◆ **PROBLEM REQUIREMENTS**
Can you retype the records starting at the line containing "- Polygon shape: [0, 355, 60, 385]" and ending at the line containing "- Text: 100026316.: 100026316.: [8, 593, 65, 602]", keeping every character the same?
═════ SUPPLIED RECORDS ═════
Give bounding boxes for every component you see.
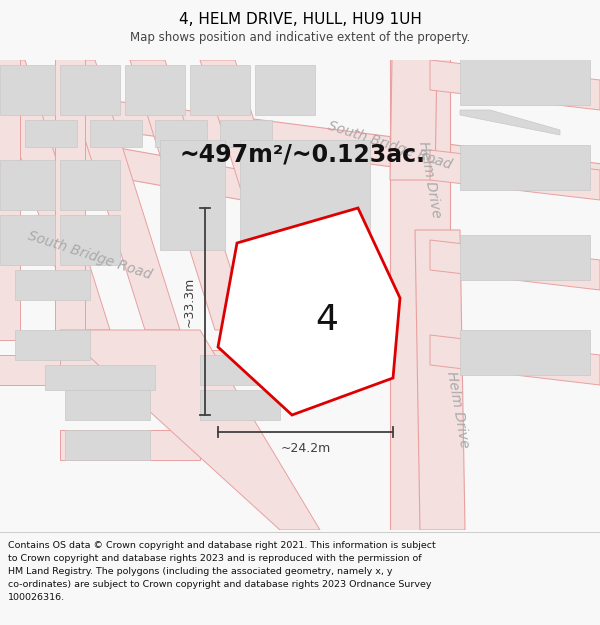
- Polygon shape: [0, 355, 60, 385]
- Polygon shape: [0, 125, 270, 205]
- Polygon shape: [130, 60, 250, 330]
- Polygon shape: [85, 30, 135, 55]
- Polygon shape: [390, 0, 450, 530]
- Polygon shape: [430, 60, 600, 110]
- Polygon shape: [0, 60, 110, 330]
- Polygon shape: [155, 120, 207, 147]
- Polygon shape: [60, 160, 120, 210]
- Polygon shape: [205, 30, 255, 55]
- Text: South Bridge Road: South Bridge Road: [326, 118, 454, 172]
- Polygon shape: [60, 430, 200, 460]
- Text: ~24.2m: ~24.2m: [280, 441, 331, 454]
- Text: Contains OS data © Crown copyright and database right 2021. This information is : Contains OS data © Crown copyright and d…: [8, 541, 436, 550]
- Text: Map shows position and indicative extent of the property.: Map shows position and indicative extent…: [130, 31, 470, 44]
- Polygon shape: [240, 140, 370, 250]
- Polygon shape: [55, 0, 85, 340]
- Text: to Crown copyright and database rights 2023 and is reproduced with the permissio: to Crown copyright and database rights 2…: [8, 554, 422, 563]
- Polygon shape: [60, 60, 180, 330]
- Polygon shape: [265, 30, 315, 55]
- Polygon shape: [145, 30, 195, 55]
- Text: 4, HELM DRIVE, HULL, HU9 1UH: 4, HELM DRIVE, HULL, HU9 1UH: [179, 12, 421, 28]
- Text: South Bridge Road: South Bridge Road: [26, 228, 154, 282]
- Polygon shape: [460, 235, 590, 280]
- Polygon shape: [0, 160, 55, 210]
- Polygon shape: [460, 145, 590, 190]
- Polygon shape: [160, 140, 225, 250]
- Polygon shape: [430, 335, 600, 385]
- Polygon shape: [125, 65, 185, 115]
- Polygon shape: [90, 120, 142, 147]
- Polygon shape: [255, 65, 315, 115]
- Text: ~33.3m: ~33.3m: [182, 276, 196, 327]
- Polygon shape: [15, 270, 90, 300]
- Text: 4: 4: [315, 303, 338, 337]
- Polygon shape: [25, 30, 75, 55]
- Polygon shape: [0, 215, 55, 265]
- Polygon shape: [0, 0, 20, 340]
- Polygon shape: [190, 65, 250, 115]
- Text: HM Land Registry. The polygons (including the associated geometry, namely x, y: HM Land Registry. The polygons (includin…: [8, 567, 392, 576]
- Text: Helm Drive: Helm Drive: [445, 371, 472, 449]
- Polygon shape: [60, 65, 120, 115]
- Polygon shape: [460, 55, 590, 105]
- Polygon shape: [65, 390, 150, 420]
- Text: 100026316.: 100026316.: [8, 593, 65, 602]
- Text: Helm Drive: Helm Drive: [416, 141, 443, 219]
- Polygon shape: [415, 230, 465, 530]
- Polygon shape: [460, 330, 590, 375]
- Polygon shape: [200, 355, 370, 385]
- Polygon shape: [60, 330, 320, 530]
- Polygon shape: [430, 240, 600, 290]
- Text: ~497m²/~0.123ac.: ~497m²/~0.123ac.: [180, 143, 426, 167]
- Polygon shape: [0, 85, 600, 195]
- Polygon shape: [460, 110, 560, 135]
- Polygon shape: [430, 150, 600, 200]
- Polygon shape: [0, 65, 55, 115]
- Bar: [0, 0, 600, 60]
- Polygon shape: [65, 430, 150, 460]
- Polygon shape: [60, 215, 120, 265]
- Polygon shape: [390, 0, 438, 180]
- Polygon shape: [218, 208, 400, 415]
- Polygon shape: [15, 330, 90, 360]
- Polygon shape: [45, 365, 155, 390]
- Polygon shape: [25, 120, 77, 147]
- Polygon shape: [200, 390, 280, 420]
═════
◆ **REPLY**
- Polygon shape: [0, 355, 60, 385]
- Polygon shape: [0, 125, 270, 205]
- Polygon shape: [130, 60, 250, 330]
- Polygon shape: [85, 30, 135, 55]
- Polygon shape: [390, 0, 450, 530]
- Polygon shape: [430, 60, 600, 110]
- Polygon shape: [0, 60, 110, 330]
- Polygon shape: [155, 120, 207, 147]
- Polygon shape: [60, 160, 120, 210]
- Polygon shape: [205, 30, 255, 55]
- Text: South Bridge Road: South Bridge Road: [326, 118, 454, 172]
- Polygon shape: [60, 430, 200, 460]
- Text: ~24.2m: ~24.2m: [280, 441, 331, 454]
- Text: Contains OS data © Crown copyright and database right 2021. This information is : Contains OS data © Crown copyright and d…: [8, 541, 436, 550]
- Text: Map shows position and indicative extent of the property.: Map shows position and indicative extent…: [130, 31, 470, 44]
- Polygon shape: [240, 140, 370, 250]
- Polygon shape: [55, 0, 85, 340]
- Text: to Crown copyright and database rights 2023 and is reproduced with the permissio: to Crown copyright and database rights 2…: [8, 554, 422, 563]
- Polygon shape: [60, 60, 180, 330]
- Polygon shape: [265, 30, 315, 55]
- Polygon shape: [145, 30, 195, 55]
- Text: 4, HELM DRIVE, HULL, HU9 1UH: 4, HELM DRIVE, HULL, HU9 1UH: [179, 12, 421, 28]
- Text: South Bridge Road: South Bridge Road: [26, 228, 154, 282]
- Polygon shape: [460, 235, 590, 280]
- Polygon shape: [0, 160, 55, 210]
- Polygon shape: [460, 145, 590, 190]
- Polygon shape: [160, 140, 225, 250]
- Polygon shape: [430, 335, 600, 385]
- Polygon shape: [125, 65, 185, 115]
- Polygon shape: [90, 120, 142, 147]
- Polygon shape: [255, 65, 315, 115]
- Text: ~33.3m: ~33.3m: [182, 276, 196, 327]
- Polygon shape: [15, 270, 90, 300]
- Text: 4: 4: [315, 303, 338, 337]
- Polygon shape: [25, 30, 75, 55]
- Polygon shape: [0, 215, 55, 265]
- Polygon shape: [0, 0, 20, 340]
- Polygon shape: [190, 65, 250, 115]
- Text: HM Land Registry. The polygons (including the associated geometry, namely x, y: HM Land Registry. The polygons (includin…: [8, 567, 392, 576]
- Text: Helm Drive: Helm Drive: [445, 371, 472, 449]
- Polygon shape: [60, 65, 120, 115]
- Polygon shape: [460, 55, 590, 105]
- Polygon shape: [65, 390, 150, 420]
- Text: 100026316.: 100026316.: [8, 593, 65, 602]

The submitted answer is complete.